## start SUPPLIED DATA

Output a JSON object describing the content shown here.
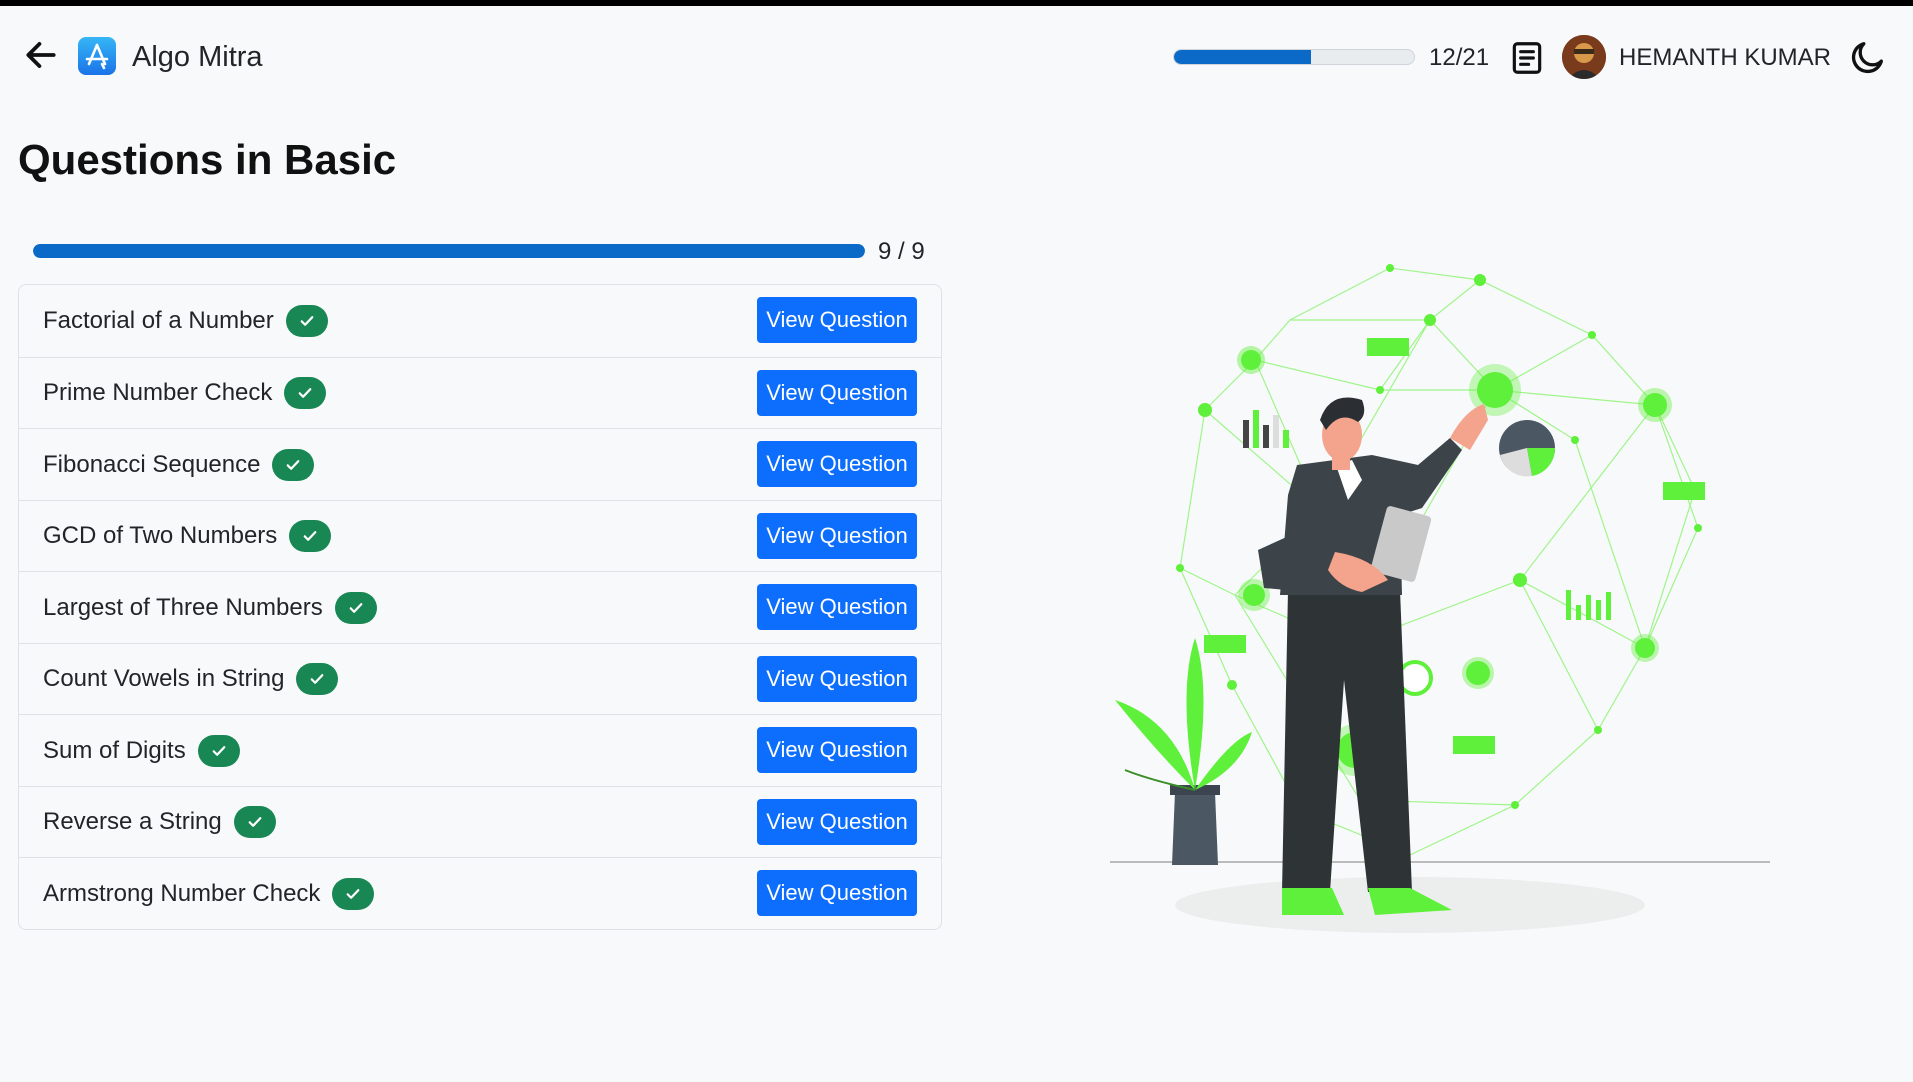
{
  "app": {
    "brand": "Algo Mitra",
    "progress_count": "12/21",
    "progress_fraction": 0.571,
    "user_name": "HEMANTH KUMAR"
  },
  "page": {
    "title": "Questions in Basic",
    "progress_count": "9 / 9",
    "progress_fraction": 1.0
  },
  "questions": [
    {
      "title": "Factorial of a Number",
      "status": "completed",
      "button": "View Question"
    },
    {
      "title": "Prime Number Check",
      "status": "completed",
      "button": "View Question"
    },
    {
      "title": "Fibonacci Sequence",
      "status": "completed",
      "button": "View Question"
    },
    {
      "title": "GCD of Two Numbers",
      "status": "completed",
      "button": "View Question"
    },
    {
      "title": "Largest of Three Numbers",
      "status": "completed",
      "button": "View Question"
    },
    {
      "title": "Count Vowels in String",
      "status": "completed",
      "button": "View Question"
    },
    {
      "title": "Sum of Digits",
      "status": "completed",
      "button": "View Question"
    },
    {
      "title": "Reverse a String",
      "status": "completed",
      "button": "View Question"
    },
    {
      "title": "Armstrong Number Check",
      "status": "completed",
      "button": "View Question"
    }
  ],
  "icons": {
    "back": "arrow-left-icon",
    "logo": "app-store-icon",
    "notes": "document-icon",
    "theme": "moon-icon",
    "check": "check-icon"
  },
  "colors": {
    "primary": "#0d6efd",
    "progress": "#0b69c7",
    "success": "#198754",
    "accent_green": "#5ef03a"
  }
}
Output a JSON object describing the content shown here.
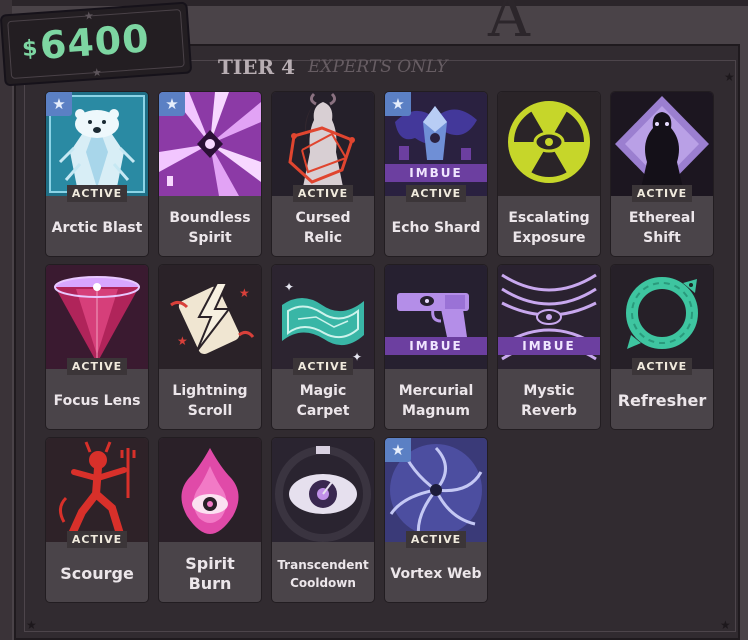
{
  "money": {
    "symbol": "$",
    "value": "6400"
  },
  "tier": {
    "title": "TIER 4",
    "subtitle": "EXPERTS ONLY"
  },
  "labels": {
    "active": "ACTIVE",
    "imbue": "IMBUE",
    "starred": "★"
  },
  "colors": {
    "money": "#7dd6a2",
    "imbue": "#6c3fa0",
    "star_badge": "#5b80c4",
    "card_bg": "#4a4449"
  },
  "items": [
    {
      "name": "Arctic Blast",
      "icon": "polar-bear-icon",
      "starred": true,
      "active": true,
      "imbue": false
    },
    {
      "name": "Boundless Spirit",
      "icon": "spirit-burst-icon",
      "starred": true,
      "active": false,
      "imbue": false
    },
    {
      "name": "Cursed Relic",
      "icon": "cursed-figure-icon",
      "starred": false,
      "active": true,
      "imbue": false
    },
    {
      "name": "Echo Shard",
      "icon": "crystal-shard-icon",
      "starred": true,
      "active": true,
      "imbue": true
    },
    {
      "name": "Escalating Exposure",
      "icon": "radiation-eye-icon",
      "starred": false,
      "active": false,
      "imbue": false
    },
    {
      "name": "Ethereal Shift",
      "icon": "shadow-figure-icon",
      "starred": false,
      "active": true,
      "imbue": false
    },
    {
      "name": "Focus Lens",
      "icon": "focus-cone-icon",
      "starred": false,
      "active": true,
      "imbue": false
    },
    {
      "name": "Lightning Scroll",
      "icon": "lightning-scroll-icon",
      "starred": false,
      "active": false,
      "imbue": false
    },
    {
      "name": "Magic Carpet",
      "icon": "magic-carpet-icon",
      "starred": false,
      "active": true,
      "imbue": false
    },
    {
      "name": "Mercurial Magnum",
      "icon": "pistol-icon",
      "starred": false,
      "active": false,
      "imbue": true
    },
    {
      "name": "Mystic Reverb",
      "icon": "sound-wave-eye-icon",
      "starred": false,
      "active": false,
      "imbue": true
    },
    {
      "name": "Refresher",
      "icon": "serpent-ring-icon",
      "starred": false,
      "active": true,
      "imbue": false
    },
    {
      "name": "Scourge",
      "icon": "devil-icon",
      "starred": false,
      "active": true,
      "imbue": false
    },
    {
      "name": "Spirit Burn",
      "icon": "flaming-eye-icon",
      "starred": false,
      "active": false,
      "imbue": false
    },
    {
      "name": "Transcendent Cooldown",
      "icon": "eye-timer-icon",
      "starred": false,
      "active": false,
      "imbue": false
    },
    {
      "name": "Vortex Web",
      "icon": "vortex-web-icon",
      "starred": true,
      "active": true,
      "imbue": false
    }
  ]
}
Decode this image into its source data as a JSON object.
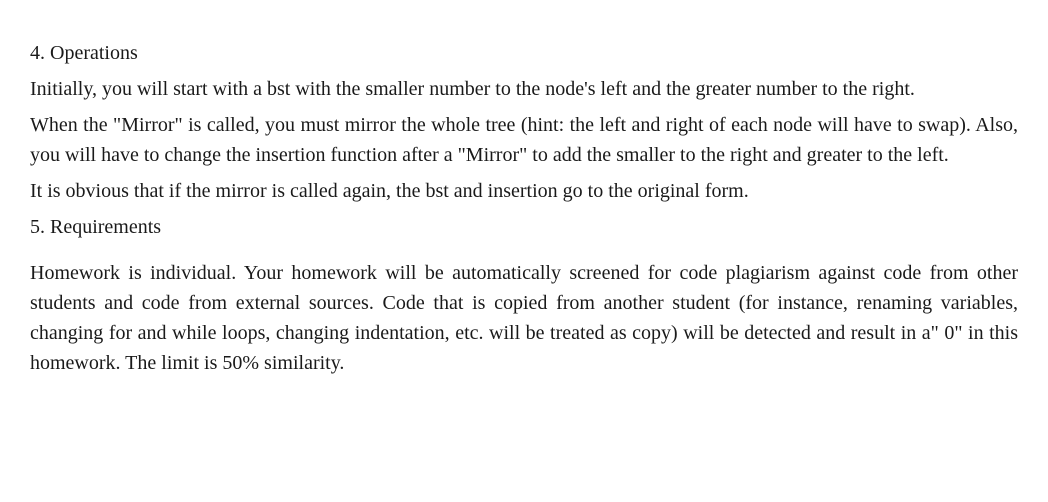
{
  "section4": {
    "heading": "4. Operations",
    "para1": "Initially, you will start with a bst with the smaller number to the node's left and the greater number to the right.",
    "para2": "When the \"Mirror\" is called, you must mirror the whole tree (hint: the left and right of each node will have to swap). Also, you will have to change the insertion function after a \"Mirror\" to add the smaller to the right and greater to the left.",
    "para3": "It is obvious that if the mirror is called again, the bst and insertion go to the original form."
  },
  "section5": {
    "heading": "5. Requirements",
    "para1": "Homework is individual. Your homework will be automatically screened for code plagiarism against code from other students and code from external sources. Code that is copied from another student (for instance, renaming variables, changing for and while loops, changing indentation, etc. will be treated as copy) will be detected and result in a\" 0\" in this homework. The limit is 50% similarity."
  }
}
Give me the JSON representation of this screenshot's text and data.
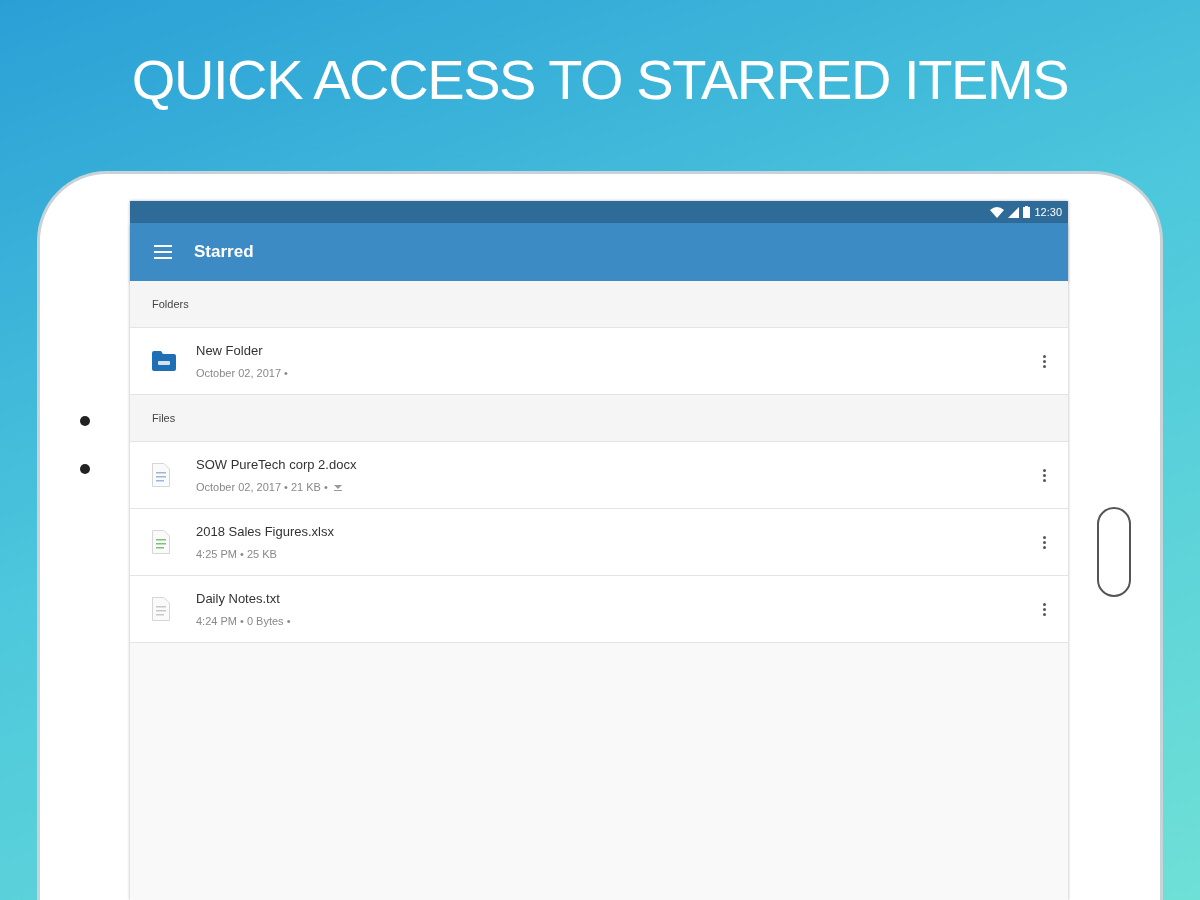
{
  "headline": "QUICK ACCESS TO STARRED ITEMS",
  "status_bar": {
    "time": "12:30"
  },
  "app_bar": {
    "title": "Starred"
  },
  "sections": [
    {
      "title": "Folders",
      "items": [
        {
          "kind": "folder",
          "name": "New Folder",
          "meta": "October 02, 2017 •",
          "offline": false
        }
      ]
    },
    {
      "title": "Files",
      "items": [
        {
          "kind": "doc",
          "name": "SOW PureTech corp 2.docx",
          "meta": "October 02, 2017 • 21 KB •",
          "offline": true
        },
        {
          "kind": "sheet",
          "name": "2018 Sales Figures.xlsx",
          "meta": "4:25 PM • 25 KB",
          "offline": false
        },
        {
          "kind": "text",
          "name": "Daily Notes.txt",
          "meta": "4:24 PM • 0 Bytes •",
          "offline": false
        }
      ]
    }
  ]
}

## end SUPPLIED DATA

### GIVEN REQUEST
Pictures don't belong in the copy. Transcribe every record exactly as it appears.

### PROBLEM SOLUTION
Output a JSON object describing the content shown here.
{
  "app": {
    "brand": "Algo Mitra",
    "progress_count": "12/21",
    "progress_fraction": 0.571,
    "user_name": "HEMANTH KUMAR"
  },
  "page": {
    "title": "Questions in Basic",
    "progress_count": "9 / 9",
    "progress_fraction": 1.0
  },
  "questions": [
    {
      "title": "Factorial of a Number",
      "status": "completed",
      "button": "View Question"
    },
    {
      "title": "Prime Number Check",
      "status": "completed",
      "button": "View Question"
    },
    {
      "title": "Fibonacci Sequence",
      "status": "completed",
      "button": "View Question"
    },
    {
      "title": "GCD of Two Numbers",
      "status": "completed",
      "button": "View Question"
    },
    {
      "title": "Largest of Three Numbers",
      "status": "completed",
      "button": "View Question"
    },
    {
      "title": "Count Vowels in String",
      "status": "completed",
      "button": "View Question"
    },
    {
      "title": "Sum of Digits",
      "status": "completed",
      "button": "View Question"
    },
    {
      "title": "Reverse a String",
      "status": "completed",
      "button": "View Question"
    },
    {
      "title": "Armstrong Number Check",
      "status": "completed",
      "button": "View Question"
    }
  ],
  "icons": {
    "back": "arrow-left-icon",
    "logo": "app-store-icon",
    "notes": "document-icon",
    "theme": "moon-icon",
    "check": "check-icon"
  },
  "colors": {
    "primary": "#0d6efd",
    "progress": "#0b69c7",
    "success": "#198754",
    "accent_green": "#5ef03a"
  }
}
Output a JSON object describing the content shown here.
{
  "money": {
    "symbol": "$",
    "value": "6400"
  },
  "tier": {
    "title": "TIER 4",
    "subtitle": "EXPERTS ONLY"
  },
  "labels": {
    "active": "ACTIVE",
    "imbue": "IMBUE",
    "starred": "★"
  },
  "colors": {
    "money": "#7dd6a2",
    "imbue": "#6c3fa0",
    "star_badge": "#5b80c4",
    "card_bg": "#4a4449"
  },
  "items": [
    {
      "name": "Arctic Blast",
      "icon": "polar-bear-icon",
      "starred": true,
      "active": true,
      "imbue": false
    },
    {
      "name": "Boundless Spirit",
      "icon": "spirit-burst-icon",
      "starred": true,
      "active": false,
      "imbue": false
    },
    {
      "name": "Cursed Relic",
      "icon": "cursed-figure-icon",
      "starred": false,
      "active": true,
      "imbue": false
    },
    {
      "name": "Echo Shard",
      "icon": "crystal-shard-icon",
      "starred": true,
      "active": true,
      "imbue": true
    },
    {
      "name": "Escalating Exposure",
      "icon": "radiation-eye-icon",
      "starred": false,
      "active": false,
      "imbue": false
    },
    {
      "name": "Ethereal Shift",
      "icon": "shadow-figure-icon",
      "starred": false,
      "active": true,
      "imbue": false
    },
    {
      "name": "Focus Lens",
      "icon": "focus-cone-icon",
      "starred": false,
      "active": true,
      "imbue": false
    },
    {
      "name": "Lightning Scroll",
      "icon": "lightning-scroll-icon",
      "starred": false,
      "active": false,
      "imbue": false
    },
    {
      "name": "Magic Carpet",
      "icon": "magic-carpet-icon",
      "starred": false,
      "active": true,
      "imbue": false
    },
    {
      "name": "Mercurial Magnum",
      "icon": "pistol-icon",
      "starred": false,
      "active": false,
      "imbue": true
    },
    {
      "name": "Mystic Reverb",
      "icon": "sound-wave-eye-icon",
      "starred": false,
      "active": false,
      "imbue": true
    },
    {
      "name": "Refresher",
      "icon": "serpent-ring-icon",
      "starred": false,
      "active": true,
      "imbue": false
    },
    {
      "name": "Scourge",
      "icon": "devil-icon",
      "starred": false,
      "active": true,
      "imbue": false
    },
    {
      "name": "Spirit Burn",
      "icon": "flaming-eye-icon",
      "starred": false,
      "active": false,
      "imbue": false
    },
    {
      "name": "Transcendent Cooldown",
      "icon": "eye-timer-icon",
      "starred": false,
      "active": false,
      "imbue": false
    },
    {
      "name": "Vortex Web",
      "icon": "vortex-web-icon",
      "starred": true,
      "active": true,
      "imbue": false
    }
  ]
}
Decode this image into its source data as a JSON object.
{
  "section4": {
    "heading": "4. Operations",
    "para1": "Initially, you will start with a bst with the smaller number to the node's left and the greater number to the right.",
    "para2": "When the \"Mirror\" is called, you must mirror the whole tree (hint: the left and right of each node will have to swap). Also, you will have to change the insertion function after a \"Mirror\" to add the smaller to the right and greater to the left.",
    "para3": "It is obvious that if the mirror is called again, the bst and insertion go to the original form."
  },
  "section5": {
    "heading": "5. Requirements",
    "para1": "Homework is individual. Your homework will be automatically screened for code plagiarism against code from other students and code from external sources. Code that is copied from another student (for instance, renaming variables, changing for and while loops, changing indentation, etc. will be treated as copy) will be detected and result in a\" 0\" in this homework. The limit is 50% similarity."
  }
}
Give me the JSON representation of this screenshot's text and data.
{
  "headline": "QUICK ACCESS TO STARRED ITEMS",
  "status_bar": {
    "time": "12:30"
  },
  "app_bar": {
    "title": "Starred"
  },
  "sections": [
    {
      "title": "Folders",
      "items": [
        {
          "kind": "folder",
          "name": "New Folder",
          "meta": "October 02, 2017 •",
          "offline": false
        }
      ]
    },
    {
      "title": "Files",
      "items": [
        {
          "kind": "doc",
          "name": "SOW PureTech corp 2.docx",
          "meta": "October 02, 2017 • 21 KB •",
          "offline": true
        },
        {
          "kind": "sheet",
          "name": "2018 Sales Figures.xlsx",
          "meta": "4:25 PM • 25 KB",
          "offline": false
        },
        {
          "kind": "text",
          "name": "Daily Notes.txt",
          "meta": "4:24 PM • 0 Bytes •",
          "offline": false
        }
      ]
    }
  ]
}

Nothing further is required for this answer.